Collection entries:
..............................

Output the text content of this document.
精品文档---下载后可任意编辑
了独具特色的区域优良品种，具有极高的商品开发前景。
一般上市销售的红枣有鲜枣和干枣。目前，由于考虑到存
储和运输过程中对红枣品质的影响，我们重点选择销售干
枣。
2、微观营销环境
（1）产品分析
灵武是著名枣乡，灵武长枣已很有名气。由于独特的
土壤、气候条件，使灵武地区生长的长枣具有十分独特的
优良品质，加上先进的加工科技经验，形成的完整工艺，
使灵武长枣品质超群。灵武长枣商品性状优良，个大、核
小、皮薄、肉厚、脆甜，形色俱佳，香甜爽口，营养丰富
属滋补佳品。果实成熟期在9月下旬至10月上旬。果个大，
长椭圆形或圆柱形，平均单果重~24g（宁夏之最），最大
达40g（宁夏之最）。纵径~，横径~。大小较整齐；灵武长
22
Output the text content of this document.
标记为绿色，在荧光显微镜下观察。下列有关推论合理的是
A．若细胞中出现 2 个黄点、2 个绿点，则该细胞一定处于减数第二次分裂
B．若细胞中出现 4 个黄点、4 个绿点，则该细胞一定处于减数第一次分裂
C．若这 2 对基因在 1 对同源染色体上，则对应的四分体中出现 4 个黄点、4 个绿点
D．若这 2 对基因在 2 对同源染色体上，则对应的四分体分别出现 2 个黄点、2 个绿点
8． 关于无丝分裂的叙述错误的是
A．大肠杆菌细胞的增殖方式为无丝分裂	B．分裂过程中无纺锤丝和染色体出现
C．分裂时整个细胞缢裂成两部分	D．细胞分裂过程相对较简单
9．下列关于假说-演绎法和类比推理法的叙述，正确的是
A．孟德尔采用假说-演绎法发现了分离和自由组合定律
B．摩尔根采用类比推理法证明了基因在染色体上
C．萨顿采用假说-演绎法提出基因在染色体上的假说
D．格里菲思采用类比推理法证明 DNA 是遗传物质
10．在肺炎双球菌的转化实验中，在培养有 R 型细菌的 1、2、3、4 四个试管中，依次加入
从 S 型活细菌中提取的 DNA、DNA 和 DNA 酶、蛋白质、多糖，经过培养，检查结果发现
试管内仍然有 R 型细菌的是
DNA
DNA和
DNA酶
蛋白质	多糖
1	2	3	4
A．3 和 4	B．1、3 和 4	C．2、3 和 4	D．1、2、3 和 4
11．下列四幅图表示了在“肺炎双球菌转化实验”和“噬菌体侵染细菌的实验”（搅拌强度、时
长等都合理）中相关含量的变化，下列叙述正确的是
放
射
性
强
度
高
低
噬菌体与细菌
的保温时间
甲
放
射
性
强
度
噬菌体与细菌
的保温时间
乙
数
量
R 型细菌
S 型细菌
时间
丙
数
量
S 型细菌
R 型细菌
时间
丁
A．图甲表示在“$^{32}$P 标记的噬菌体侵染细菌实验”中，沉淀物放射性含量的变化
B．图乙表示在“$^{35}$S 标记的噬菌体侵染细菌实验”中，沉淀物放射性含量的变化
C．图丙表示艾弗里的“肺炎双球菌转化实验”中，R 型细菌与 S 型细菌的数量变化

..............................

Transcribe every entry exactly.

Output the text content of this document.
精品文档---下载后可任意编辑
了独具特色的区域优良品种，具有极高的商品开发前景。
一般上市销售的红枣有鲜枣和干枣。目前，由于考虑到存
储和运输过程中对红枣品质的影响，我们重点选择销售干
枣。
2、微观营销环境
（1）产品分析
灵武是著名枣乡，灵武长枣已很有名气。由于独特的
土壤、气候条件，使灵武地区生长的长枣具有十分独特的
优良品质，加上先进的加工科技经验，形成的完整工艺，
使灵武长枣品质超群。灵武长枣商品性状优良，个大、核
小、皮薄、肉厚、脆甜，形色俱佳，香甜爽口，营养丰富
属滋补佳品。果实成熟期在9月下旬至10月上旬。果个大，
长椭圆形或圆柱形，平均单果重~24g（宁夏之最），最大
达40g（宁夏之最）。纵径~，横径~。大小较整齐；灵武长
22
Output the text content of this document.
标记为绿色，在荧光显微镜下观察。下列有关推论合理的是
A．若细胞中出现 2 个黄点、2 个绿点，则该细胞一定处于减数第二次分裂
B．若细胞中出现 4 个黄点、4 个绿点，则该细胞一定处于减数第一次分裂
C．若这 2 对基因在 1 对同源染色体上，则对应的四分体中出现 4 个黄点、4 个绿点
D．若这 2 对基因在 2 对同源染色体上，则对应的四分体分别出现 2 个黄点、2 个绿点
8． 关于无丝分裂的叙述错误的是
A．大肠杆菌细胞的增殖方式为无丝分裂	B．分裂过程中无纺锤丝和染色体出现
C．分裂时整个细胞缢裂成两部分	D．细胞分裂过程相对较简单
9．下列关于假说-演绎法和类比推理法的叙述，正确的是
A．孟德尔采用假说-演绎法发现了分离和自由组合定律
B．摩尔根采用类比推理法证明了基因在染色体上
C．萨顿采用假说-演绎法提出基因在染色体上的假说
D．格里菲思采用类比推理法证明 DNA 是遗传物质
10．在肺炎双球菌的转化实验中，在培养有 R 型细菌的 1、2、3、4 四个试管中，依次加入
从 S 型活细菌中提取的 DNA、DNA 和 DNA 酶、蛋白质、多糖，经过培养，检查结果发现
试管内仍然有 R 型细菌的是
DNA
DNA和
DNA酶
蛋白质	多糖
1	2	3	4
A．3 和 4	B．1、3 和 4	C．2、3 和 4	D．1、2、3 和 4
11．下列四幅图表示了在“肺炎双球菌转化实验”和“噬菌体侵染细菌的实验”（搅拌强度、时
长等都合理）中相关含量的变化，下列叙述正确的是
放
射
性
强
度
高
低
噬菌体与细菌
的保温时间
甲
放
射
性
强
度
噬菌体与细菌
的保温时间
乙
数
量
R 型细菌
S 型细菌
时间
丙
数
量
S 型细菌
R 型细菌
时间
丁
A．图甲表示在“$^{32}$P 标记的噬菌体侵染细菌实验”中，沉淀物放射性含量的变化
B．图乙表示在“$^{35}$S 标记的噬菌体侵染细菌实验”中，沉淀物放射性含量的变化
C．图丙表示艾弗里的“肺炎双球菌转化实验”中，R 型细菌与 S 型细菌的数量变化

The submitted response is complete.